Collected data entries
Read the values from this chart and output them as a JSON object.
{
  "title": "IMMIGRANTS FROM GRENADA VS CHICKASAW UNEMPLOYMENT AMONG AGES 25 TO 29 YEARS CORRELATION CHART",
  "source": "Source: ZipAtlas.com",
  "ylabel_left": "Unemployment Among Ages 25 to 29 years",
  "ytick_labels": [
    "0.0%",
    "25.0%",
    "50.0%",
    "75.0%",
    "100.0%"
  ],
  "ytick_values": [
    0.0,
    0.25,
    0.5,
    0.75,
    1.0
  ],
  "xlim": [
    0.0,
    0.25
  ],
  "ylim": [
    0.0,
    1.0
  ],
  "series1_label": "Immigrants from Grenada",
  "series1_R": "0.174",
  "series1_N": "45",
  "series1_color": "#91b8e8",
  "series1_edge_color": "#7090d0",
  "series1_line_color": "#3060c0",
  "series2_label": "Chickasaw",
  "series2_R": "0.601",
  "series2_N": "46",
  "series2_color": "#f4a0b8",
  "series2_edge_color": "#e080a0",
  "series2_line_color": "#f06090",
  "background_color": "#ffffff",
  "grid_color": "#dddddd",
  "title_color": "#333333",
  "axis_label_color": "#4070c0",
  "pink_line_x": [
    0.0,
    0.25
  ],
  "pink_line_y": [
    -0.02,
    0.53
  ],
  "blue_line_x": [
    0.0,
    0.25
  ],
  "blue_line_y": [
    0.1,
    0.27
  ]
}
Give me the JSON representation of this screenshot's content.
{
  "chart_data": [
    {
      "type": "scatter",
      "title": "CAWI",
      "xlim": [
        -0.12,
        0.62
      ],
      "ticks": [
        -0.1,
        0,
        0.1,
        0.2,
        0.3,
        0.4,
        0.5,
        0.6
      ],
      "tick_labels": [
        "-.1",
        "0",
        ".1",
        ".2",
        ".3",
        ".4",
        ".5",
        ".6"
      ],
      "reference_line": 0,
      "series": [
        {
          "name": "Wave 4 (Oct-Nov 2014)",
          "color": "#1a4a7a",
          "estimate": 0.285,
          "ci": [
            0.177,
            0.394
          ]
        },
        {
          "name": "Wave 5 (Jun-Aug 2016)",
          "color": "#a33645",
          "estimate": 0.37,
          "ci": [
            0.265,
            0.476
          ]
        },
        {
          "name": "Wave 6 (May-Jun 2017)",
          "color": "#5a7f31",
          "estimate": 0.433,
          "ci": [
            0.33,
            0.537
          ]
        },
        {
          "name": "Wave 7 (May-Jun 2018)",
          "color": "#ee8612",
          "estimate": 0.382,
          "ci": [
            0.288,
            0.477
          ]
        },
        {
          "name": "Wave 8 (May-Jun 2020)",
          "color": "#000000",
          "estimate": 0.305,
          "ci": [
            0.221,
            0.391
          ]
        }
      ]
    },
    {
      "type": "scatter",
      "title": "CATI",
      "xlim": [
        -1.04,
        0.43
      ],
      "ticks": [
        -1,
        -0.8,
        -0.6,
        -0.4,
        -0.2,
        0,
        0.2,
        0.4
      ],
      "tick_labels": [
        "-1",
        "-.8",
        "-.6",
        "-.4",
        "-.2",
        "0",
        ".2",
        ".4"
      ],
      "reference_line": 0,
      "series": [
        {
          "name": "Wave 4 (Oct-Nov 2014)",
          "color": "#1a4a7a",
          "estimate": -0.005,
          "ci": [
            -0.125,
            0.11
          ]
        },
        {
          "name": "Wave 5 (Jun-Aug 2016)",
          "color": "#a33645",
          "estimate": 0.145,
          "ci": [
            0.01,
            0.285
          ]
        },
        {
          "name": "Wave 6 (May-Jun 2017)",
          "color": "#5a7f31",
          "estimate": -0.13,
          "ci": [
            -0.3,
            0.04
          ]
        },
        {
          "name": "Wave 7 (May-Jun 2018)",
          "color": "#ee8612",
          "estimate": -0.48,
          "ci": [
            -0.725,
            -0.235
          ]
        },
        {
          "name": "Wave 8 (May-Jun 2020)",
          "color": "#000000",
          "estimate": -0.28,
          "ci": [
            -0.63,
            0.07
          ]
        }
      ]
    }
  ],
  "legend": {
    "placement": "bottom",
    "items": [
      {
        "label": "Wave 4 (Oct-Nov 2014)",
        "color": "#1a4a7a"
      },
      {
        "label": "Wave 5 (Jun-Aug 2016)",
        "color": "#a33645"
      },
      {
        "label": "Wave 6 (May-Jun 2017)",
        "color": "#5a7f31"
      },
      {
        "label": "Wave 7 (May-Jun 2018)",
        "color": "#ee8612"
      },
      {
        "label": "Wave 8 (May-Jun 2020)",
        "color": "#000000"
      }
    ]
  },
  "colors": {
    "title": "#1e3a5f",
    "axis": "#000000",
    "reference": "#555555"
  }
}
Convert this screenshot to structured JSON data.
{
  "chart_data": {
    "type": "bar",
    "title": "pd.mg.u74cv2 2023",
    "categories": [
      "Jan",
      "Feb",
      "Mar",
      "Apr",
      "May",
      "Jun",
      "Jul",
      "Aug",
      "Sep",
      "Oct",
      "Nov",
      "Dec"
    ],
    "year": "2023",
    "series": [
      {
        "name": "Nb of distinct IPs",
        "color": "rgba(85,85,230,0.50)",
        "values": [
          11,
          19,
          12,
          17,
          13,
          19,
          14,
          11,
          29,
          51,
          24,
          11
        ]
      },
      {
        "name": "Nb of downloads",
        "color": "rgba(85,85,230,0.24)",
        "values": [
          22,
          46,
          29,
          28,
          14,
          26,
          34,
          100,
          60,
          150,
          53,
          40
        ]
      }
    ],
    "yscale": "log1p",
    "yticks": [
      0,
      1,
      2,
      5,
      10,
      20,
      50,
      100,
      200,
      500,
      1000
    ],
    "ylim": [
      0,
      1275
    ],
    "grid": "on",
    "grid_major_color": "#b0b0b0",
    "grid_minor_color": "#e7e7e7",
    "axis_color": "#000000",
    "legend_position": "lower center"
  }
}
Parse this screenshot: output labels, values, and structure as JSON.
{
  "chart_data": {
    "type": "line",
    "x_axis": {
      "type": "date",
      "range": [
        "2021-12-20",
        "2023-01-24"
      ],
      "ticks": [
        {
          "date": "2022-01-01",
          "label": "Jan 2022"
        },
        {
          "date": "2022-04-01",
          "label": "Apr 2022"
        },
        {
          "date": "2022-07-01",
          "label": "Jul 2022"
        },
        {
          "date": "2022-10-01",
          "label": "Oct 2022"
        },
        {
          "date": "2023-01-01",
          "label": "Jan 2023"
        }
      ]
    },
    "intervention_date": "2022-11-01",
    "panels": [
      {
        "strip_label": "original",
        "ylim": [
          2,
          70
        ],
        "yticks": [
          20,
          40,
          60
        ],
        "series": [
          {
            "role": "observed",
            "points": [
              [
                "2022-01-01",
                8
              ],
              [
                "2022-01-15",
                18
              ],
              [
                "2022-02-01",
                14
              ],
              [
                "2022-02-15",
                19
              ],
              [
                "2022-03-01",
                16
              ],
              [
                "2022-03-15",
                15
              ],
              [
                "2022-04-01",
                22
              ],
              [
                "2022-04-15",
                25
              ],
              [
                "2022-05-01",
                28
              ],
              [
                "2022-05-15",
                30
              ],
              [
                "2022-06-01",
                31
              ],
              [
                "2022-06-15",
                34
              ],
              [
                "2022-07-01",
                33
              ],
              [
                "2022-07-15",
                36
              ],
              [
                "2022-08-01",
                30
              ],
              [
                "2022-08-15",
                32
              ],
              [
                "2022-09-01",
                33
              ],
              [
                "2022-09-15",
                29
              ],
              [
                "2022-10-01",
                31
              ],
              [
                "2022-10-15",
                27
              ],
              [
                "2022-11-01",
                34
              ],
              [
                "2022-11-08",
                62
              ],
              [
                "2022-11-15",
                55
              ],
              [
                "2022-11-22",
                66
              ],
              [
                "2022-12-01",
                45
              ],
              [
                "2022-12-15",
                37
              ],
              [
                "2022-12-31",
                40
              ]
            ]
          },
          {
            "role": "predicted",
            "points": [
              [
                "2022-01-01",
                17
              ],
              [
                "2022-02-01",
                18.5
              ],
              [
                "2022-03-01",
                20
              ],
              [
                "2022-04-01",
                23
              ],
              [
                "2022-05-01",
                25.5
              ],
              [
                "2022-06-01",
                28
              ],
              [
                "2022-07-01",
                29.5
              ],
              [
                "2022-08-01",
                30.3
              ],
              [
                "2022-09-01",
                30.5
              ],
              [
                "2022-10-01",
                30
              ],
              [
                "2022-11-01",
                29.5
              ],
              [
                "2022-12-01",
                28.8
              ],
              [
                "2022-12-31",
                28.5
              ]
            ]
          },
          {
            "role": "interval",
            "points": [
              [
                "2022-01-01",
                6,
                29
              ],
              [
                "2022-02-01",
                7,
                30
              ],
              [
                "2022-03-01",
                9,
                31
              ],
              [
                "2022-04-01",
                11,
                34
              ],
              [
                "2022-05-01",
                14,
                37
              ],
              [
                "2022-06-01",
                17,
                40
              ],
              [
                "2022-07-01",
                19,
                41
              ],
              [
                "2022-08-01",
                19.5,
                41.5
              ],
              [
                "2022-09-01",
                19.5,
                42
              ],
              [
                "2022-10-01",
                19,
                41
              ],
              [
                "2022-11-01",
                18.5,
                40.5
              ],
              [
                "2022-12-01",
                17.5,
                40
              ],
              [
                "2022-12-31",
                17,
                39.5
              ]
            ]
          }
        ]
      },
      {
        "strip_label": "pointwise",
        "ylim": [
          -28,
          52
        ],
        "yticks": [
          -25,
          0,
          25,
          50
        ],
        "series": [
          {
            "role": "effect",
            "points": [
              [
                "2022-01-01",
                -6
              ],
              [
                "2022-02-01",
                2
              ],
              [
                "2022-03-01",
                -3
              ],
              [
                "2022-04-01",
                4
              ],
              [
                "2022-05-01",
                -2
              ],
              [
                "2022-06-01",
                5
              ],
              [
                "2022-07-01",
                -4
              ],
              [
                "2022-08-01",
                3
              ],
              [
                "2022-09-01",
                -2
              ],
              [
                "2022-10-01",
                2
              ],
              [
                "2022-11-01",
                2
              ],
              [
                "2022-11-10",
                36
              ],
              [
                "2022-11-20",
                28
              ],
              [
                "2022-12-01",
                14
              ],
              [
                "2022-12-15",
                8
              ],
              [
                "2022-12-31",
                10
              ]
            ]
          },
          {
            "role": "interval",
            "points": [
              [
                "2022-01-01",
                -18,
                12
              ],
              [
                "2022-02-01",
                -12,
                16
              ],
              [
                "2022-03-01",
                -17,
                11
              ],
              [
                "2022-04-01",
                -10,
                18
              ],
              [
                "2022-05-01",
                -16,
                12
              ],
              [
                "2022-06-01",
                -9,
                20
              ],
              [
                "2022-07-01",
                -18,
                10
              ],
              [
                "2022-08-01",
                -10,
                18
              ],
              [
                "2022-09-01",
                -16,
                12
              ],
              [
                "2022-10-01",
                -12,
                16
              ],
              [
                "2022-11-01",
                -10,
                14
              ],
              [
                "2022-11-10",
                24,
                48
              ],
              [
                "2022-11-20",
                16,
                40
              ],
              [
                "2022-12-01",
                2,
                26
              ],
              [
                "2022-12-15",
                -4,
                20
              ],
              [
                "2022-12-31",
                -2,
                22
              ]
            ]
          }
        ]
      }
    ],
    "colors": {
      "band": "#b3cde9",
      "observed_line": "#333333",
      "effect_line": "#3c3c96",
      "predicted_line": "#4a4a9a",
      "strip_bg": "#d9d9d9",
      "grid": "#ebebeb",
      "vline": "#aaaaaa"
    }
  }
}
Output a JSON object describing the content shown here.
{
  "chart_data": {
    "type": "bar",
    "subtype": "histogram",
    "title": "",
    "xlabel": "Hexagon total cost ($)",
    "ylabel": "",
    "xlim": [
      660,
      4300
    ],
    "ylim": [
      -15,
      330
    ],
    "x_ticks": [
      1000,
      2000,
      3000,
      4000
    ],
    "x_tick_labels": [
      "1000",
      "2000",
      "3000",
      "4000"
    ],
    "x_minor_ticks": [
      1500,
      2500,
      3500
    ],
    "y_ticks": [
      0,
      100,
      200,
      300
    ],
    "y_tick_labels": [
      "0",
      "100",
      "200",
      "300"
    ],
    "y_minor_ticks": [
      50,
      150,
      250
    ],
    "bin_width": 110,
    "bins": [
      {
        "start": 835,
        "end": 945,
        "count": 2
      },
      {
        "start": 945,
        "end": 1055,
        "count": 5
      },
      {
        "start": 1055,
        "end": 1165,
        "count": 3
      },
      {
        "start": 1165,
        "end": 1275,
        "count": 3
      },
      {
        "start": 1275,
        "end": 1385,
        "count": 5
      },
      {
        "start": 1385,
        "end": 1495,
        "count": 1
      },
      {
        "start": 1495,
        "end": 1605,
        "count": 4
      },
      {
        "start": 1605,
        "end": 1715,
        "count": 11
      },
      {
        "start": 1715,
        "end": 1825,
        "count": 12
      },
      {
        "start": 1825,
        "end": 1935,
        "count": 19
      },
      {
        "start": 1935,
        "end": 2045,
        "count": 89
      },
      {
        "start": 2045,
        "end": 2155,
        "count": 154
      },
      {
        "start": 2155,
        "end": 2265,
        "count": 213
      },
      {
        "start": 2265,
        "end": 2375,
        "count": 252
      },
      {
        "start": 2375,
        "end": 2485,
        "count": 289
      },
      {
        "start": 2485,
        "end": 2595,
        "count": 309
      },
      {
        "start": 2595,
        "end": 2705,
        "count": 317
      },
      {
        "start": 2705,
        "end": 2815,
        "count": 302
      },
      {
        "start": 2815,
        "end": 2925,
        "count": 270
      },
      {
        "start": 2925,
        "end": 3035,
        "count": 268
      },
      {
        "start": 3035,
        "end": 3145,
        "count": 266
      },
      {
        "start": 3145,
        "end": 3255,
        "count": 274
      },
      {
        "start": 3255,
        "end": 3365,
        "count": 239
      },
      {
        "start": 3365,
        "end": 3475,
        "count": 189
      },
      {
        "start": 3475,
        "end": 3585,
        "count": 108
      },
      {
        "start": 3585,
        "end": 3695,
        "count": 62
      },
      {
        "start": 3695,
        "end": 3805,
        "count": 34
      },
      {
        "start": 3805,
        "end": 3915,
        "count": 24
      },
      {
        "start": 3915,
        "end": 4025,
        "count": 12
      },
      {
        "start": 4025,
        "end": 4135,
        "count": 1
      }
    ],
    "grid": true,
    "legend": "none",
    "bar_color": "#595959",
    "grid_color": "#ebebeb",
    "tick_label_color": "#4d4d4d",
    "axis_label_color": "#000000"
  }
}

— Problem requirements —
Find every line in the records above that holds the word "rgba", and copy each one.

— Solution for this task —
        "color": "rgba(85,85,230,0.50)",
        "color": "rgba(85,85,230,0.24)",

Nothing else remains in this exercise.